Required task
Transcribe all records exactly.

Input material
----------------------------------------
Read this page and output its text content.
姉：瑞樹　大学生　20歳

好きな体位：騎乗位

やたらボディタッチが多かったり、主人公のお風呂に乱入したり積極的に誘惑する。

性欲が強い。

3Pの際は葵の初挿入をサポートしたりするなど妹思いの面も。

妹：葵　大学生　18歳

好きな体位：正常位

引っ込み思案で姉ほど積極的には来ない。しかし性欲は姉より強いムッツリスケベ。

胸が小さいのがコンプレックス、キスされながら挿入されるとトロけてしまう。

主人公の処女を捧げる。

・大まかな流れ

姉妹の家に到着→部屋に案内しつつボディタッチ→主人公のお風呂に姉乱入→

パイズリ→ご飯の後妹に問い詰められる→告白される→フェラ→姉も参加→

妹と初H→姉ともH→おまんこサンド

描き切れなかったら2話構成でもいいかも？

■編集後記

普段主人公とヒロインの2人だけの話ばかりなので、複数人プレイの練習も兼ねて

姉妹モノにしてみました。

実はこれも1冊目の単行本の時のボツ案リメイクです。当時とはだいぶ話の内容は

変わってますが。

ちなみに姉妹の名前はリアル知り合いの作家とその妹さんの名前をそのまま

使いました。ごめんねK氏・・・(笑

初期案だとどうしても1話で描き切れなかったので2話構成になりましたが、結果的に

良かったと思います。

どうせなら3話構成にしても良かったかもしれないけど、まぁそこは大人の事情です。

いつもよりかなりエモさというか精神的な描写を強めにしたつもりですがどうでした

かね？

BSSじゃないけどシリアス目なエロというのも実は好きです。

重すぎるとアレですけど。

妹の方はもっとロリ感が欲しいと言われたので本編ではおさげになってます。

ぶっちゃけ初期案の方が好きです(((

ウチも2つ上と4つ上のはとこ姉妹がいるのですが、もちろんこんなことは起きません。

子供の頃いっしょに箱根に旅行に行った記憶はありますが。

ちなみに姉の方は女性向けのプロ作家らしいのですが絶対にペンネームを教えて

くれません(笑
----------------------------------------
Task response
Read this page and output its text content.
姉：瑞樹　大学生　20歳

好きな体位：騎乗位

やたらボディタッチが多かったり、主人公のお風呂に乱入したり積極的に誘惑する。

性欲が強い。

3Pの際は葵の初挿入をサポートしたりするなど妹思いの面も。

妹：葵　大学生　18歳

好きな体位：正常位

引っ込み思案で姉ほど積極的には来ない。しかし性欲は姉より強いムッツリスケベ。

胸が小さいのがコンプレックス、キスされながら挿入されるとトロけてしまう。

主人公の処女を捧げる。

・大まかな流れ

姉妹の家に到着→部屋に案内しつつボディタッチ→主人公のお風呂に姉乱入→

パイズリ→ご飯の後妹に問い詰められる→告白される→フェラ→姉も参加→

妹と初H→姉ともH→おまんこサンド

描き切れなかったら2話構成でもいいかも？

■編集後記

普段主人公とヒロインの2人だけの話ばかりなので、複数人プレイの練習も兼ねて

姉妹モノにしてみました。

実はこれも1冊目の単行本の時のボツ案リメイクです。当時とはだいぶ話の内容は

変わってますが。

ちなみに姉妹の名前はリアル知り合いの作家とその妹さんの名前をそのまま

使いました。ごめんねK氏・・・(笑

初期案だとどうしても1話で描き切れなかったので2話構成になりましたが、結果的に

良かったと思います。

どうせなら3話構成にしても良かったかもしれないけど、まぁそこは大人の事情です。

いつもよりかなりエモさというか精神的な描写を強めにしたつもりですがどうでした

かね？

BSSじゃないけどシリアス目なエロというのも実は好きです。

重すぎるとアレですけど。

妹の方はもっとロリ感が欲しいと言われたので本編ではおさげになってます。

ぶっちゃけ初期案の方が好きです(((

ウチも2つ上と4つ上のはとこ姉妹がいるのですが、もちろんこんなことは起きません。

子供の頃いっしょに箱根に旅行に行った記憶はありますが。

ちなみに姉の方は女性向けのプロ作家らしいのですが絶対にペンネームを教えて

くれません(笑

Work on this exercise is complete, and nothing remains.